_WORK TO COMPLETE:_
Quote the records beneath, complete and exact. Leave out images.

** begin **

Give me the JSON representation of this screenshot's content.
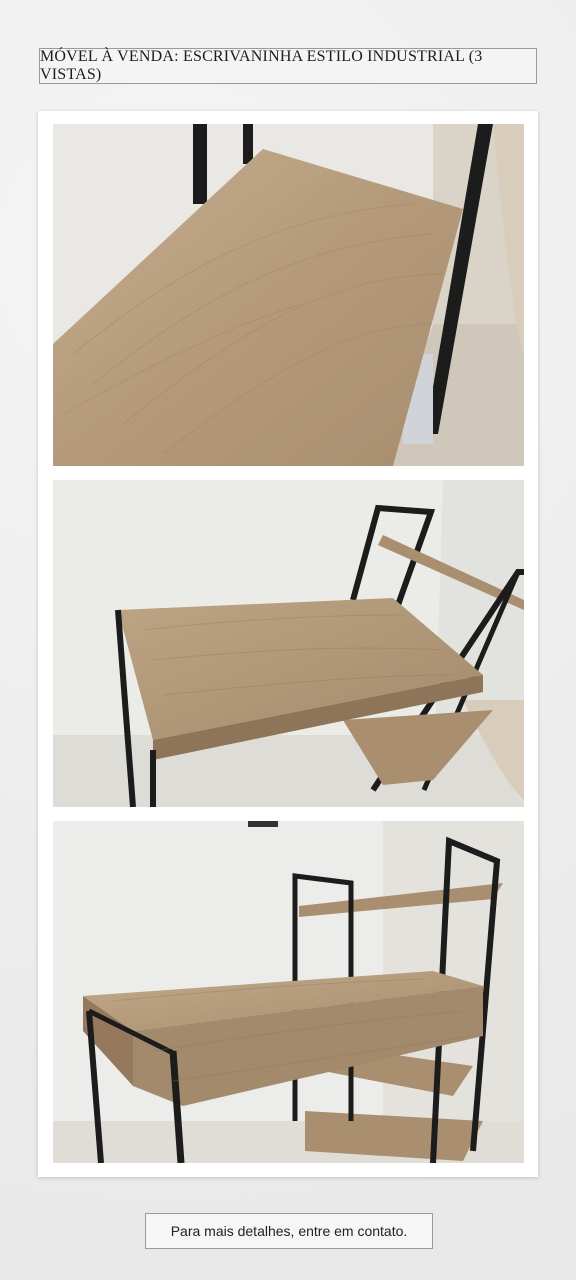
{
  "header": {
    "title": "MÓVEL À VENDA: ESCRIVANINHA ESTILO INDUSTRIAL (3 VISTAS)"
  },
  "footer": {
    "text": "Para mais detalhes, entre em contato."
  },
  "colors": {
    "wood": "#b39a7b",
    "metal": "#1c1c1c",
    "wall": "#ebebe8"
  }
}
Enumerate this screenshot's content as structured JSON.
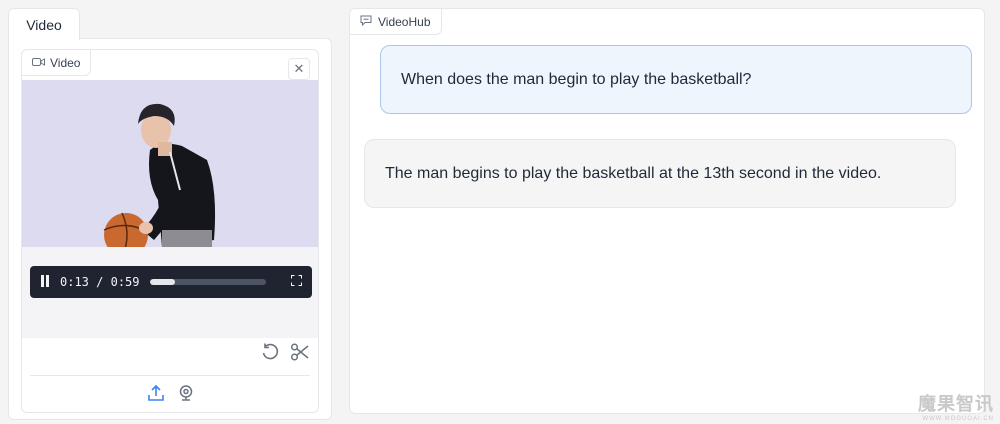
{
  "left": {
    "tab_label": "Video",
    "video_label": "Video",
    "player": {
      "current_time": "0:13",
      "separator": "/",
      "duration": "0:59",
      "progress_fraction": 0.22
    }
  },
  "right": {
    "hub_label": "VideoHub",
    "messages": [
      {
        "role": "user",
        "text": "When does the man begin to play the basketball?"
      },
      {
        "role": "assistant",
        "text": "The man begins to play the basketball at the 13th second in the video."
      }
    ]
  },
  "watermark": {
    "text": "魔果智讯",
    "sub": "WWW.MOGUOAI.CN"
  },
  "colors": {
    "accent": "#a9c7ee",
    "user_bubble": "#eef5fd",
    "bot_bubble": "#f5f5f6",
    "player_bg": "#1f2430",
    "icon_blue": "#3b82f6"
  },
  "icons": [
    "video-camera-icon",
    "close-icon",
    "pause-icon",
    "fullscreen-icon",
    "undo-icon",
    "scissors-icon",
    "upload-icon",
    "webcam-icon",
    "chat-icon"
  ]
}
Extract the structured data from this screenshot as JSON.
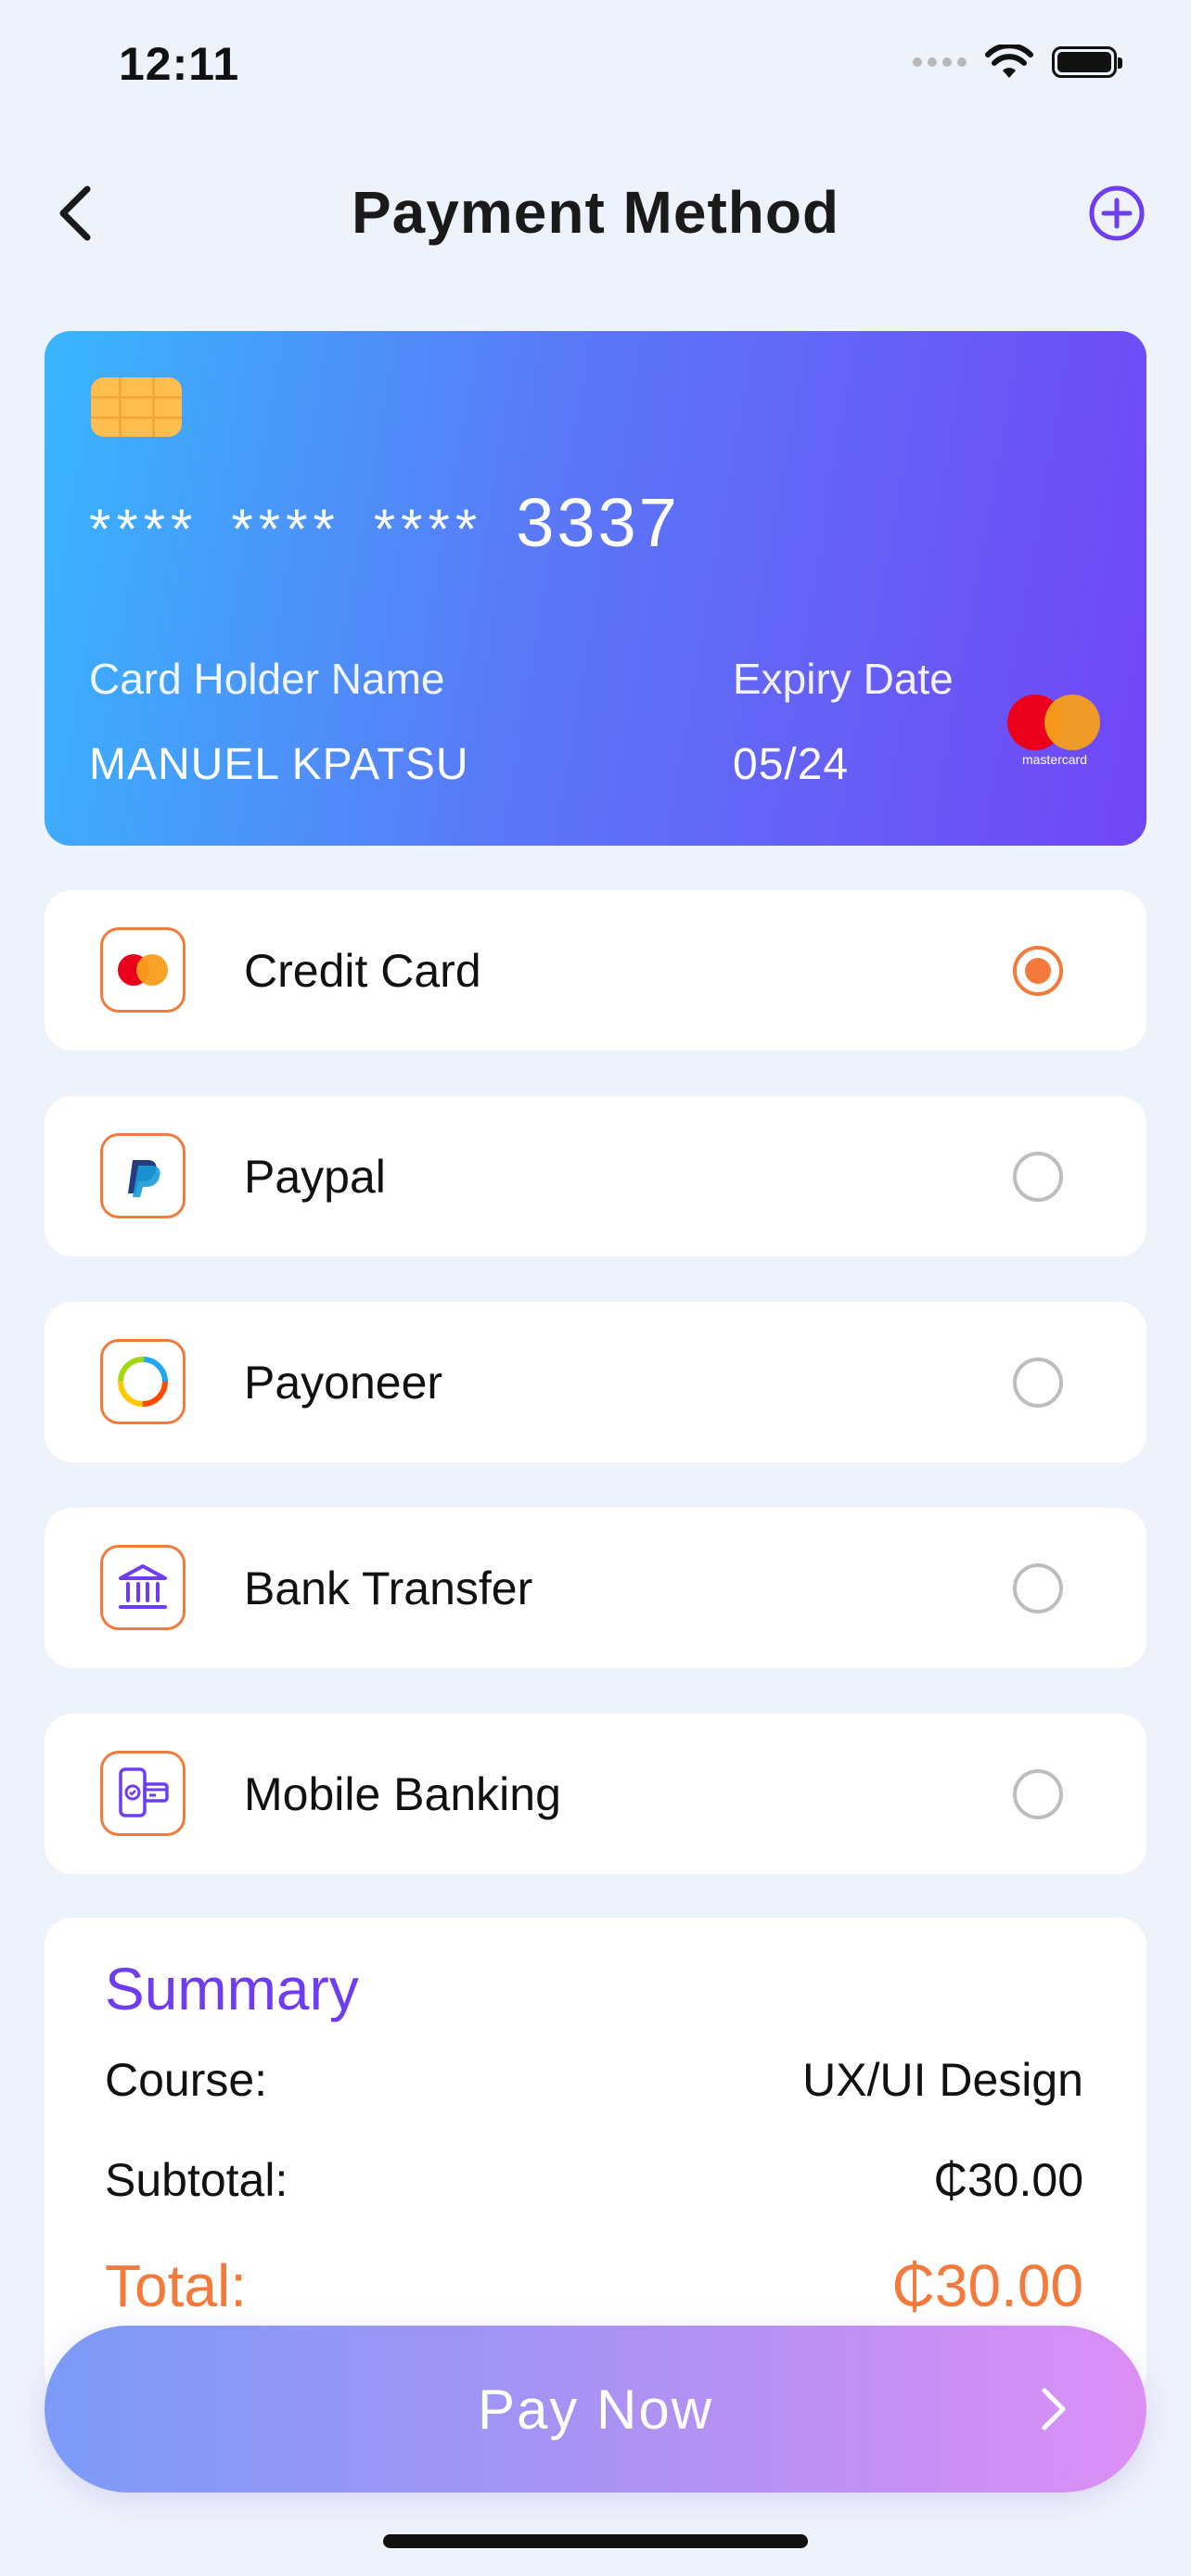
{
  "status_bar": {
    "time": "12:11"
  },
  "header": {
    "title": "Payment Method",
    "back_icon": "chevron-left-icon",
    "add_icon": "plus-circle-icon",
    "accent_color": "#6e3df2"
  },
  "card": {
    "mask_groups": [
      "****",
      "****",
      "****"
    ],
    "last4": "3337",
    "holder_label": "Card Holder Name",
    "holder_name": "MANUEL KPATSU",
    "expiry_label": "Expiry Date",
    "expiry": "05/24",
    "brand": "mastercard"
  },
  "methods": [
    {
      "label": "Credit Card",
      "icon": "mastercard-icon",
      "selected": true
    },
    {
      "label": "Paypal",
      "icon": "paypal-icon",
      "selected": false
    },
    {
      "label": "Payoneer",
      "icon": "payoneer-icon",
      "selected": false
    },
    {
      "label": "Bank Transfer",
      "icon": "bank-icon",
      "selected": false
    },
    {
      "label": "Mobile Banking",
      "icon": "mobile-banking-icon",
      "selected": false
    }
  ],
  "summary": {
    "title": "Summary",
    "course_label": "Course:",
    "course_value": "UX/UI Design",
    "subtotal_label": "Subtotal:",
    "subtotal_value": "₵30.00",
    "total_label": "Total:",
    "total_value": "₵30.00",
    "total_color": "#f47a3c"
  },
  "pay_button": {
    "label": "Pay Now",
    "icon": "chevron-right-icon"
  }
}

** end **

_OUTPUT BELOW:_
Give me the JSON representation of this screenshot's content.
{
  "header": {
    "title": "MÓVEL À VENDA: ESCRIVANINHA ESTILO INDUSTRIAL (3 VISTAS)"
  },
  "footer": {
    "text": "Para mais detalhes, entre em contato."
  },
  "colors": {
    "wood": "#b39a7b",
    "metal": "#1c1c1c",
    "wall": "#ebebe8"
  }
}
Enumerate this screenshot's content as structured JSON.
{
  "left": {
    "tab_label": "Video",
    "video_label": "Video",
    "player": {
      "current_time": "0:13",
      "separator": "/",
      "duration": "0:59",
      "progress_fraction": 0.22
    }
  },
  "right": {
    "hub_label": "VideoHub",
    "messages": [
      {
        "role": "user",
        "text": "When does the man begin to play the basketball?"
      },
      {
        "role": "assistant",
        "text": "The man begins to play the basketball at the 13th second in the video."
      }
    ]
  },
  "watermark": {
    "text": "魔果智讯",
    "sub": "WWW.MOGUOAI.CN"
  },
  "colors": {
    "accent": "#a9c7ee",
    "user_bubble": "#eef5fd",
    "bot_bubble": "#f5f5f6",
    "player_bg": "#1f2430",
    "icon_blue": "#3b82f6"
  },
  "icons": [
    "video-camera-icon",
    "close-icon",
    "pause-icon",
    "fullscreen-icon",
    "undo-icon",
    "scissors-icon",
    "upload-icon",
    "webcam-icon",
    "chat-icon"
  ]
}
Extract the structured data from this screenshot as JSON.
{
  "status_bar": {
    "time": "12:11"
  },
  "header": {
    "title": "Payment Method",
    "back_icon": "chevron-left-icon",
    "add_icon": "plus-circle-icon",
    "accent_color": "#6e3df2"
  },
  "card": {
    "mask_groups": [
      "****",
      "****",
      "****"
    ],
    "last4": "3337",
    "holder_label": "Card Holder Name",
    "holder_name": "MANUEL KPATSU",
    "expiry_label": "Expiry Date",
    "expiry": "05/24",
    "brand": "mastercard"
  },
  "methods": [
    {
      "label": "Credit Card",
      "icon": "mastercard-icon",
      "selected": true
    },
    {
      "label": "Paypal",
      "icon": "paypal-icon",
      "selected": false
    },
    {
      "label": "Payoneer",
      "icon": "payoneer-icon",
      "selected": false
    },
    {
      "label": "Bank Transfer",
      "icon": "bank-icon",
      "selected": false
    },
    {
      "label": "Mobile Banking",
      "icon": "mobile-banking-icon",
      "selected": false
    }
  ],
  "summary": {
    "title": "Summary",
    "course_label": "Course:",
    "course_value": "UX/UI Design",
    "subtotal_label": "Subtotal:",
    "subtotal_value": "₵30.00",
    "total_label": "Total:",
    "total_value": "₵30.00",
    "total_color": "#f47a3c"
  },
  "pay_button": {
    "label": "Pay Now",
    "icon": "chevron-right-icon"
  }
}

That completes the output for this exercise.